--- START OF DATA SUPPLIED ---

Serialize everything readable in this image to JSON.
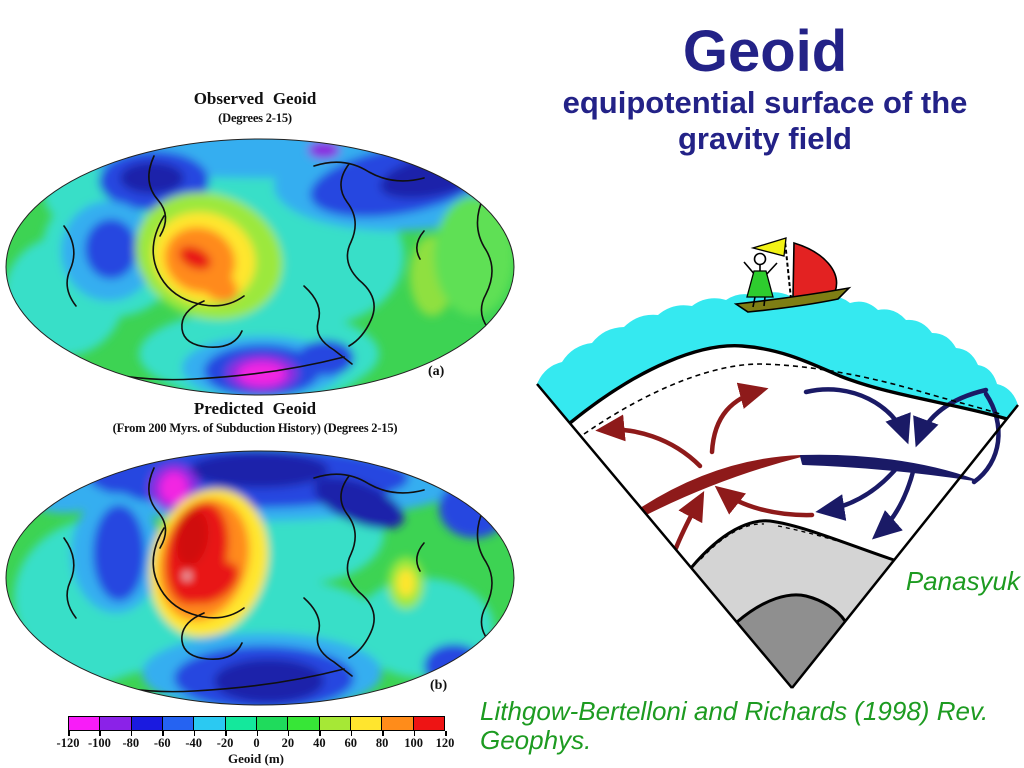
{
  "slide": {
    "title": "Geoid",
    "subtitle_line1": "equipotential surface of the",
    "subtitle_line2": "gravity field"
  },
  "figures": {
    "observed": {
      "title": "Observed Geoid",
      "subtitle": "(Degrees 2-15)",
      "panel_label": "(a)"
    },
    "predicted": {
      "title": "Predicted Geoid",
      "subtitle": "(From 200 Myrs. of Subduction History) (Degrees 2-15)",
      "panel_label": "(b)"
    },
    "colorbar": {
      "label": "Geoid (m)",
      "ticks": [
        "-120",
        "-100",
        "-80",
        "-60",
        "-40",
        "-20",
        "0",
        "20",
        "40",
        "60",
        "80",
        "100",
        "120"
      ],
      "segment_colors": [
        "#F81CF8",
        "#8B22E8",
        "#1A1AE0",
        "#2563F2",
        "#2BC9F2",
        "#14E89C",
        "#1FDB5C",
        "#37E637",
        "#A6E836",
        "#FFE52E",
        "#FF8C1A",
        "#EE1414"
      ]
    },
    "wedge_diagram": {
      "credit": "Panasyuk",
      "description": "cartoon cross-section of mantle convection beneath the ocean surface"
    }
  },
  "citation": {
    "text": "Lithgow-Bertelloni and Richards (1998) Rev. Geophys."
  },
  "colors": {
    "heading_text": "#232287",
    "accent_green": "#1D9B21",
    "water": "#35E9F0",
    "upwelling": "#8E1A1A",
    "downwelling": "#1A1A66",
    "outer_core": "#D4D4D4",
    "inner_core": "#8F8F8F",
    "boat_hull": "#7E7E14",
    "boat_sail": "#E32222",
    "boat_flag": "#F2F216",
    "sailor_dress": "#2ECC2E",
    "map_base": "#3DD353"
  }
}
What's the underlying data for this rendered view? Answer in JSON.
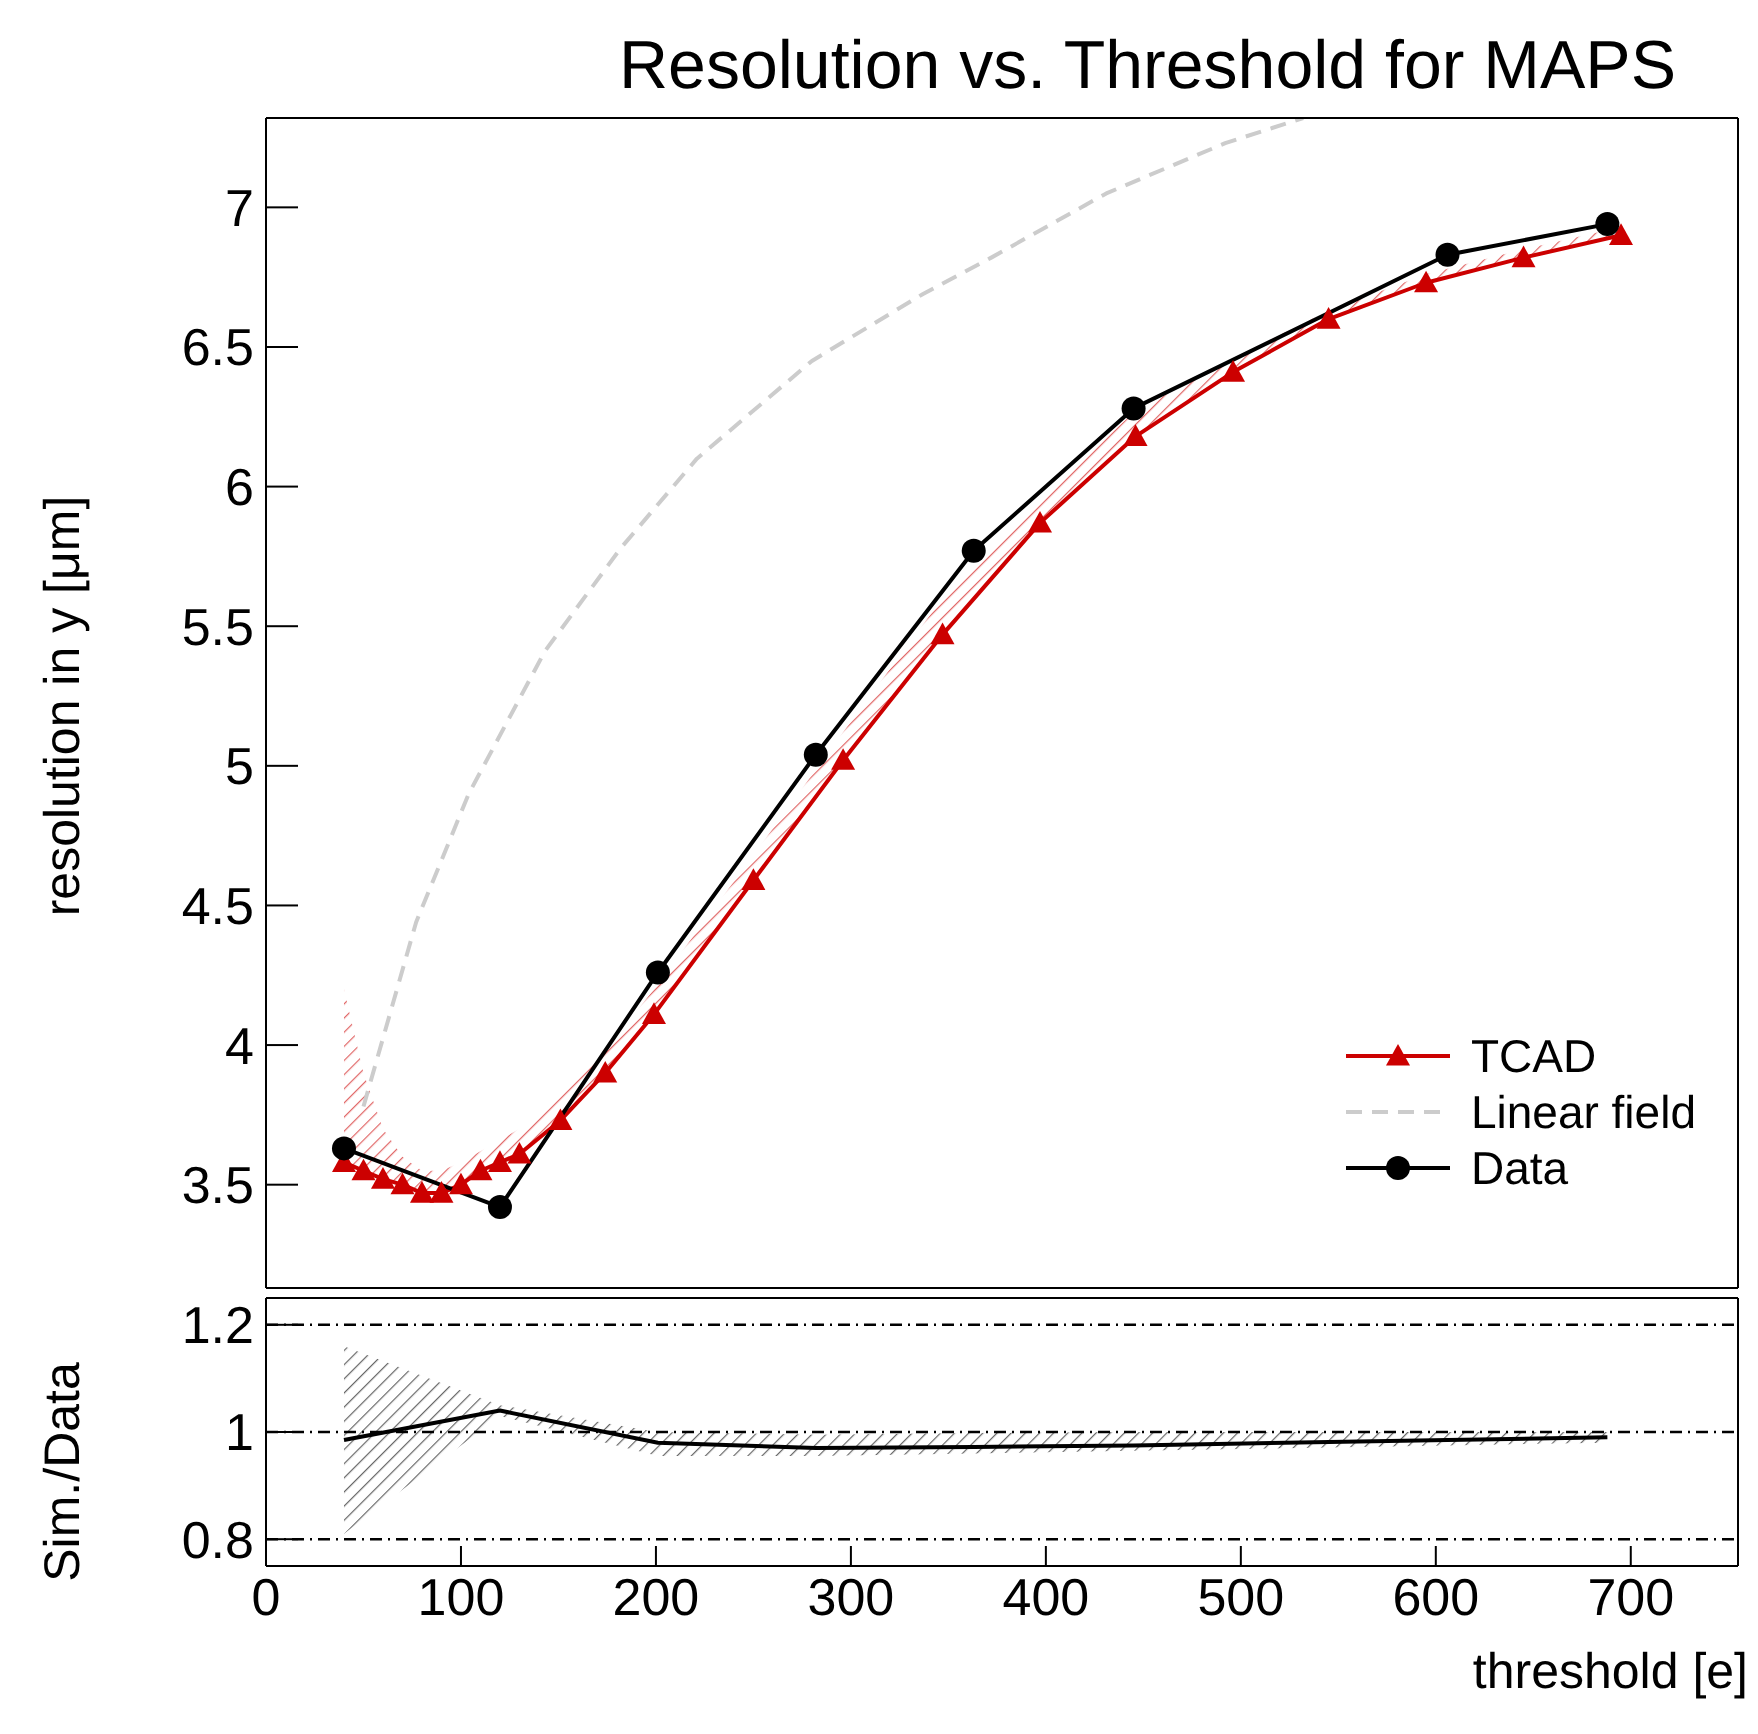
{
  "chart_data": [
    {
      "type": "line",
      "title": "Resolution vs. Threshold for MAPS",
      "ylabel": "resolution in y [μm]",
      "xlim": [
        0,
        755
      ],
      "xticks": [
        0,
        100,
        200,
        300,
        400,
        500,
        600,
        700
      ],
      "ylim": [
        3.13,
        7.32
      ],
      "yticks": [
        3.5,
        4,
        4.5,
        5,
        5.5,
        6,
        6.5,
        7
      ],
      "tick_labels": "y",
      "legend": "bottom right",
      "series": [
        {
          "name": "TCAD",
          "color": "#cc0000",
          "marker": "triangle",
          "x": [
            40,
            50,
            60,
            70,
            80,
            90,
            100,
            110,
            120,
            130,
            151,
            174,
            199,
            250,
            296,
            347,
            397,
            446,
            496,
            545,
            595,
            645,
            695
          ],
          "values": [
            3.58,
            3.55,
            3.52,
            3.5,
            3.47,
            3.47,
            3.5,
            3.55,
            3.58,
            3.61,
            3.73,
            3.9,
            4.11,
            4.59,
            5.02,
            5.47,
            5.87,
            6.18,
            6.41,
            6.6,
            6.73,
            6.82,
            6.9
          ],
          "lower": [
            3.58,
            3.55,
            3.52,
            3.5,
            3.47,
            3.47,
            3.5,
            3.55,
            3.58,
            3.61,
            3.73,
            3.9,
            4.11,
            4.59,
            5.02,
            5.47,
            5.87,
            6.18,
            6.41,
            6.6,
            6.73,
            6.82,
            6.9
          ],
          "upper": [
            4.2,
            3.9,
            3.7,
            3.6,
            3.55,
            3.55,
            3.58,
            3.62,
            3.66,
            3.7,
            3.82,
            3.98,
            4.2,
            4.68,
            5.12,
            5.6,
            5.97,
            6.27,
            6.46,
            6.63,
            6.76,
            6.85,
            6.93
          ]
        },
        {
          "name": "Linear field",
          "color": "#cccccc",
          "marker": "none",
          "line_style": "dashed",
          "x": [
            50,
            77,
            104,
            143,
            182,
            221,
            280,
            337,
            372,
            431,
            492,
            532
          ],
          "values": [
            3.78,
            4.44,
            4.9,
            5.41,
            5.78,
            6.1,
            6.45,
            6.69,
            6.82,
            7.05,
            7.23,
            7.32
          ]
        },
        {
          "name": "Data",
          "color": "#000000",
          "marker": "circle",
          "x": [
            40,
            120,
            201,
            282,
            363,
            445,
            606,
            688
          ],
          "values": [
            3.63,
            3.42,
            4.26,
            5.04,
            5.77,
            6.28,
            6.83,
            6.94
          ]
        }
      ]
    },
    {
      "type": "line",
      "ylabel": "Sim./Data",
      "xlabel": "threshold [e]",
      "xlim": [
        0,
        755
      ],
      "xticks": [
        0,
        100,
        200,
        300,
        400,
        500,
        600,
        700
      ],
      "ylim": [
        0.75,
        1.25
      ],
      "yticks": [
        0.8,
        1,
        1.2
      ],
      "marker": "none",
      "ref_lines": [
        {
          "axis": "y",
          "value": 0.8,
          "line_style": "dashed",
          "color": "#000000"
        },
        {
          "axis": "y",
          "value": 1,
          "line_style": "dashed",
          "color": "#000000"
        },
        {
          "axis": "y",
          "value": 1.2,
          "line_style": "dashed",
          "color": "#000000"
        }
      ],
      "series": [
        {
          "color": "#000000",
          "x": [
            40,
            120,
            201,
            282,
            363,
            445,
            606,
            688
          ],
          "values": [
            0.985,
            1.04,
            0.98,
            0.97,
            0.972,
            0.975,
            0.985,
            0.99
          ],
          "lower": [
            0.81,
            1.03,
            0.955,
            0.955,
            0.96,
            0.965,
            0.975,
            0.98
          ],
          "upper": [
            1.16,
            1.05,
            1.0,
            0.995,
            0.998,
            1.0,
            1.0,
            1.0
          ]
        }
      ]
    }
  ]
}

--- END OF DATA SUPPLIED ---
--- START OF DATA SUPPLIED ---

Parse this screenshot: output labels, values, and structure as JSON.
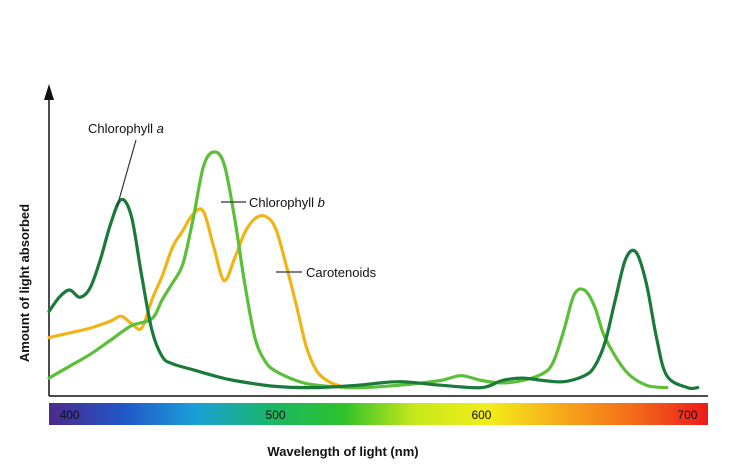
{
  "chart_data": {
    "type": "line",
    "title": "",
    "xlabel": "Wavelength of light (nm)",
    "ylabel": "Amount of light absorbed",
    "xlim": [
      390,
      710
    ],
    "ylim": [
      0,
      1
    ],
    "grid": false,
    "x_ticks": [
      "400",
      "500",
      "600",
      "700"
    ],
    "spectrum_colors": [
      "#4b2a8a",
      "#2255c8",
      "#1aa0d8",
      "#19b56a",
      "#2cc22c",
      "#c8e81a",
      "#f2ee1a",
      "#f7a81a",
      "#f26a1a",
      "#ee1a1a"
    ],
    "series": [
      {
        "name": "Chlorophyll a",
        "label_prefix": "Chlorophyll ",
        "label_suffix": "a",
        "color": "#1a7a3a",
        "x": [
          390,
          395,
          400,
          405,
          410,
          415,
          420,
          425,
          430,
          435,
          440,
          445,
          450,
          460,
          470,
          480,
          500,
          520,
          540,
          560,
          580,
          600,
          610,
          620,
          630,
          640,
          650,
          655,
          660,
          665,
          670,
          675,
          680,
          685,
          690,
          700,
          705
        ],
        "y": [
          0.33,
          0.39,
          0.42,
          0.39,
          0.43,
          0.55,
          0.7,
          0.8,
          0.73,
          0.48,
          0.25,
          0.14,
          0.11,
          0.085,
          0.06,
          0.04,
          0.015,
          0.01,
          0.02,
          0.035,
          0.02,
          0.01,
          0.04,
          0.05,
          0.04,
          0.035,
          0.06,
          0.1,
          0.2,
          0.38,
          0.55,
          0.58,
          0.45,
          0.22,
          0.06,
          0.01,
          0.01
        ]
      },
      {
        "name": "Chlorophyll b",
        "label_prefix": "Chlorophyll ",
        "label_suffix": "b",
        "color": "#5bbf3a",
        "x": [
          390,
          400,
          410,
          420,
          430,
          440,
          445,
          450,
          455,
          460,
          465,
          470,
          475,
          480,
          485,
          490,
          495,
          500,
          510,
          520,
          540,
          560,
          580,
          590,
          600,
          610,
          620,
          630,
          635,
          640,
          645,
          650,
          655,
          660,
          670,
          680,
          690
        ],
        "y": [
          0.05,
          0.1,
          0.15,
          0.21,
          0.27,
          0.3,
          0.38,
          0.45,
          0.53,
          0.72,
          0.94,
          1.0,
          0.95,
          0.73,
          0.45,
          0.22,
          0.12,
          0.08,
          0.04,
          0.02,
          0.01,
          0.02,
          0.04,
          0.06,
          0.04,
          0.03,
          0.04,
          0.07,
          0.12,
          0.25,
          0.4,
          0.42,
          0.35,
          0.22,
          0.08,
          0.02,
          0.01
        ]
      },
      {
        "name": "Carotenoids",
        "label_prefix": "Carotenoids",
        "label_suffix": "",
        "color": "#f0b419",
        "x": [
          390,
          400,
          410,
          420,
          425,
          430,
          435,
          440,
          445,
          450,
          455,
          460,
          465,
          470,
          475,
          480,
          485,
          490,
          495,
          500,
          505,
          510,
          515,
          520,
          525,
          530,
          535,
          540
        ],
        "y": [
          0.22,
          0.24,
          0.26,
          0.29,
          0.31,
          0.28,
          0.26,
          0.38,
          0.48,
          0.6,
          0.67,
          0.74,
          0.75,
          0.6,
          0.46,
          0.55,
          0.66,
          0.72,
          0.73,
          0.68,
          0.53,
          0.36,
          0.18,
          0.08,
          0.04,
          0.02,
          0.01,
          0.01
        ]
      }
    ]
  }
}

--- END OF DATA SUPPLIED ---

WRITTEN PROBLEM – Copy every line of the listing that includes the string "this".

THE REPLY –
Serialize everything readable in this image to JSON.
What's the underlying data for this rendered view? Answer in JSON.
Parse this screenshot: output labels, values, and structure as JSON.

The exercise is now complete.